• What this task involves:
Write out every entry exactly as given, but omit the pictures.

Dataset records
## START

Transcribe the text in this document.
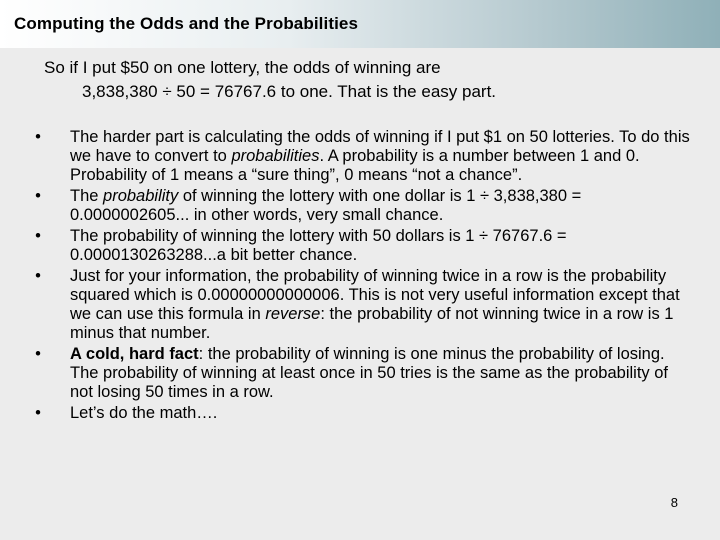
Computing the Odds and the Probabilities
So if I put $50 on one lottery, the odds of winning are
3,838,380 ÷ 50 = 76767.6 to one. That is the easy part.
•	The harder part is calculating the odds of winning if I put $1 on 50 lotteries. To do this we have to convert to probabilities. A probability is a number between 1 and 0. Probability of 1 means a “sure thing”, 0 means “not a chance”.
•	The probability of winning the lottery with one dollar is 1 ÷ 3,838,380 = 0.0000002605... in other words, very small chance.
•	The probability of winning the lottery with 50 dollars is 1 ÷ 76767.6 = 0.0000130263288...a bit better chance.
•	Just for your information, the probability of winning twice in a row is the probability squared which is 0.00000000000006. This is not very useful information except that we can use this formula in reverse: the probability of not winning twice in a row is 1 minus that number.
•	A cold, hard fact: the probability of winning is one minus the probability of losing. The probability of winning at least once in 50 tries is the same as the probability of not losing 50 times in a row.
•	Let’s do the math….
8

## END

• The solution:
Transcribe the text in this document.
Computing the Odds and the Probabilities
So if I put $50 on one lottery, the odds of winning are
3,838,380 ÷ 50 = 76767.6 to one. That is the easy part.
•	The harder part is calculating the odds of winning if I put $1 on 50 lotteries. To do this we have to convert to probabilities. A probability is a number between 1 and 0. Probability of 1 means a “sure thing”, 0 means “not a chance”.
•	The probability of winning the lottery with one dollar is 1 ÷ 3,838,380 = 0.0000002605... in other words, very small chance.
•	The probability of winning the lottery with 50 dollars is 1 ÷ 76767.6 = 0.0000130263288...a bit better chance.
•	Just for your information, the probability of winning twice in a row is the probability squared which is 0.00000000000006. This is not very useful information except that we can use this formula in reverse: the probability of not winning twice in a row is 1 minus that number.
•	A cold, hard fact: the probability of winning is one minus the probability of losing. The probability of winning at least once in 50 tries is the same as the probability of not losing 50 times in a row.
•	Let’s do the math….
8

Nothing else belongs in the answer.